Reproduce every line of the data below verbatim, leaving out the picture.
____________
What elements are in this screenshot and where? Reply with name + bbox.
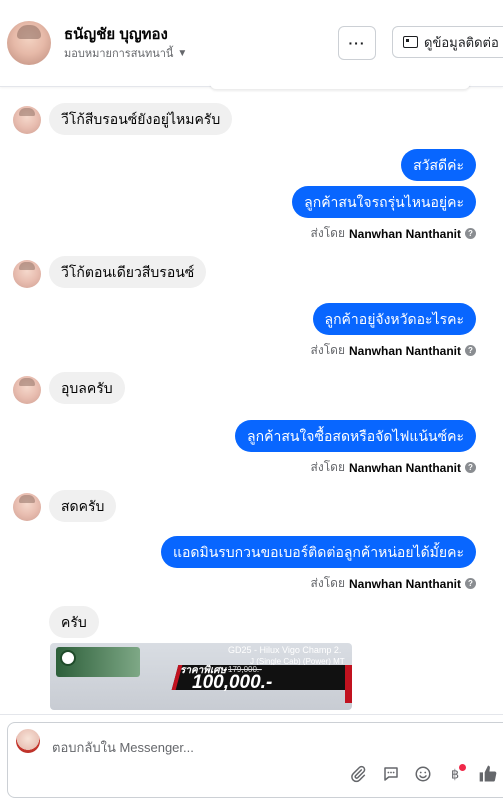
info-icon[interactable]: ? (465, 345, 476, 356)
contact-card-icon (403, 36, 418, 48)
page-avatar (16, 729, 40, 753)
image-attachment[interactable]: GD25 - Hilux Vigo Champ 2. J (Single Cab… (50, 643, 352, 710)
attachment-price: 100,000.- (192, 672, 273, 693)
sent-by-prefix: ส่งโดย (310, 343, 345, 357)
message-outgoing[interactable]: แอดมินรบกวนขอเบอร์ติดต่อลูกค้าหน่อยได้มั… (160, 536, 476, 568)
contact-avatar-small (13, 376, 41, 404)
load-older-edge (210, 83, 470, 89)
sent-by-name: Nanwhan Nanthanit (348, 226, 461, 241)
message-incoming[interactable]: สดครับ (49, 490, 117, 522)
toyota-logo-icon (60, 650, 76, 666)
emoji-icon[interactable] (412, 763, 434, 785)
info-icon[interactable]: ? (465, 462, 476, 473)
sent-by-label: ส่งโดย Nanwhan Nanthanit ? (311, 224, 476, 243)
reply-input-box[interactable] (7, 722, 503, 798)
sent-by-label: ส่งโดย Nanwhan Nanthanit ? (311, 458, 476, 477)
contact-avatar[interactable] (7, 21, 51, 65)
message-incoming[interactable]: ครับ (49, 606, 99, 638)
info-icon[interactable]: ? (465, 578, 476, 589)
attach-file-icon[interactable] (347, 763, 369, 785)
contact-avatar-small (13, 260, 41, 288)
svg-text:฿: ฿ (451, 768, 459, 783)
message-outgoing[interactable]: สวัสดีค่ะ (401, 149, 476, 181)
reply-input[interactable]: ตอบกลับใน Messenger... (52, 737, 194, 758)
info-icon[interactable]: ? (465, 228, 476, 239)
message-incoming[interactable]: วีโก้สีบรอนซ์ยังอยู่ไหมครับ (49, 103, 233, 135)
message-outgoing[interactable]: ลูกค้าสนใจรถรุ่นไหนอยู่คะ (292, 186, 476, 218)
sent-by-name: Nanwhan Nanthanit (348, 343, 461, 358)
sent-by-prefix: ส่งโดย (310, 460, 345, 474)
contact-name[interactable]: ธนัญชัย บุญทอง (64, 22, 168, 46)
contact-info-label: ดูข้อมูลติดต่อ (424, 34, 499, 50)
sent-by-label: ส่งโดย Nanwhan Nanthanit ? (311, 341, 476, 360)
like-thumbs-up-icon[interactable] (476, 763, 500, 785)
message-incoming[interactable]: วีโก้ตอนเดียวสีบรอนซ์ (49, 256, 207, 288)
sent-by-prefix: ส่งโดย (310, 576, 345, 590)
caret-down-icon: ▼ (177, 47, 188, 59)
message-outgoing[interactable]: ลูกค้าอยู่จังหวัดอะไรคะ (312, 303, 476, 335)
reply-composer: ตอบกลับใน Messenger... ฿ (0, 714, 503, 801)
red-accent (345, 665, 352, 703)
contact-avatar-small (13, 493, 41, 521)
assign-conversation-dropdown[interactable]: มอบหมายการสนทนานี้ ▼ (64, 44, 187, 62)
attachment-model-text: GD25 - Hilux Vigo Champ 2. (228, 645, 342, 655)
message-incoming[interactable]: อุบลครับ (49, 372, 125, 404)
notification-dot (459, 764, 466, 771)
message-outgoing[interactable]: ลูกค้าสนใจซื้อสดหรือจัดไฟแน้นซ์คะ (235, 420, 476, 452)
more-options-button[interactable]: ··· (338, 26, 376, 60)
conversation-header: ธนัญชัย บุญทอง มอบหมายการสนทนานี้ ▼ ··· … (0, 0, 503, 87)
view-contact-info-button[interactable]: ดูข้อมูลติดต่อ (392, 26, 503, 58)
saved-replies-icon[interactable] (380, 763, 402, 785)
sent-by-prefix: ส่งโดย (310, 226, 345, 240)
sent-by-name: Nanwhan Nanthanit (348, 576, 461, 591)
sent-by-label: ส่งโดย Nanwhan Nanthanit ? (311, 574, 476, 593)
contact-avatar-small (13, 106, 41, 134)
sent-by-name: Nanwhan Nanthanit (348, 460, 461, 475)
assign-label: มอบหมายการสนทนานี้ (64, 48, 174, 60)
____________
Completed task —
What elements are in this screenshot and where? Reply with name + bbox.
info-icon[interactable]: ? (465, 345, 476, 356)
contact-card-icon (403, 36, 418, 48)
page-avatar (16, 729, 40, 753)
image-attachment[interactable]: GD25 - Hilux Vigo Champ 2. J (Single Cab… (50, 643, 352, 710)
attachment-price: 100,000.- (192, 672, 273, 693)
sent-by-prefix: ส่งโดย (310, 343, 345, 357)
message-outgoing[interactable]: แอดมินรบกวนขอเบอร์ติดต่อลูกค้าหน่อยได้มั… (160, 536, 476, 568)
contact-avatar-small (13, 376, 41, 404)
load-older-edge (210, 83, 470, 89)
sent-by-name: Nanwhan Nanthanit (348, 226, 461, 241)
message-incoming[interactable]: สดครับ (49, 490, 117, 522)
toyota-logo-icon (60, 650, 76, 666)
emoji-icon[interactable] (412, 763, 434, 785)
info-icon[interactable]: ? (465, 462, 476, 473)
sent-by-label: ส่งโดย Nanwhan Nanthanit ? (311, 224, 476, 243)
reply-input-box[interactable] (7, 722, 503, 798)
sent-by-label: ส่งโดย Nanwhan Nanthanit ? (311, 458, 476, 477)
contact-avatar[interactable] (7, 21, 51, 65)
message-incoming[interactable]: ครับ (49, 606, 99, 638)
info-icon[interactable]: ? (465, 578, 476, 589)
attach-file-icon[interactable] (347, 763, 369, 785)
contact-avatar-small (13, 260, 41, 288)
svg-text:฿: ฿ (451, 768, 459, 783)
message-outgoing[interactable]: สวัสดีค่ะ (401, 149, 476, 181)
reply-input[interactable]: ตอบกลับใน Messenger... (52, 737, 194, 758)
info-icon[interactable]: ? (465, 228, 476, 239)
message-incoming[interactable]: วีโก้สีบรอนซ์ยังอยู่ไหมครับ (49, 103, 233, 135)
message-outgoing[interactable]: ลูกค้าสนใจรถรุ่นไหนอยู่คะ (292, 186, 476, 218)
sent-by-name: Nanwhan Nanthanit (348, 343, 461, 358)
sent-by-prefix: ส่งโดย (310, 460, 345, 474)
contact-name[interactable]: ธนัญชัย บุญทอง (64, 22, 168, 46)
contact-info-label: ดูข้อมูลติดต่อ (424, 34, 499, 50)
sent-by-label: ส่งโดย Nanwhan Nanthanit ? (311, 341, 476, 360)
like-thumbs-up-icon[interactable] (476, 763, 500, 785)
message-incoming[interactable]: วีโก้ตอนเดียวสีบรอนซ์ (49, 256, 207, 288)
sent-by-prefix: ส่งโดย (310, 576, 345, 590)
caret-down-icon: ▼ (177, 47, 188, 59)
message-outgoing[interactable]: ลูกค้าอยู่จังหวัดอะไรคะ (312, 303, 476, 335)
reply-composer: ตอบกลับใน Messenger... ฿ (0, 714, 503, 801)
red-accent (345, 665, 352, 703)
contact-avatar-small (13, 493, 41, 521)
assign-conversation-dropdown[interactable]: มอบหมายการสนทนานี้ ▼ (64, 44, 187, 62)
attachment-model-text: GD25 - Hilux Vigo Champ 2. (228, 645, 342, 655)
message-incoming[interactable]: อุบลครับ (49, 372, 125, 404)
notification-dot (459, 764, 466, 771)
message-outgoing[interactable]: ลูกค้าสนใจซื้อสดหรือจัดไฟแน้นซ์คะ (235, 420, 476, 452)
more-options-button[interactable]: ··· (338, 26, 376, 60)
conversation-header: ธนัญชัย บุญทอง มอบหมายการสนทนานี้ ▼ ··· … (0, 0, 503, 87)
view-contact-info-button[interactable]: ดูข้อมูลติดต่อ (392, 26, 503, 58)
saved-replies-icon[interactable] (380, 763, 402, 785)
sent-by-prefix: ส่งโดย (310, 226, 345, 240)
sent-by-name: Nanwhan Nanthanit (348, 576, 461, 591)
sent-by-label: ส่งโดย Nanwhan Nanthanit ? (311, 574, 476, 593)
contact-avatar-small (13, 106, 41, 134)
sent-by-name: Nanwhan Nanthanit (348, 460, 461, 475)
assign-label: มอบหมายการสนทนานี้ (64, 48, 174, 60)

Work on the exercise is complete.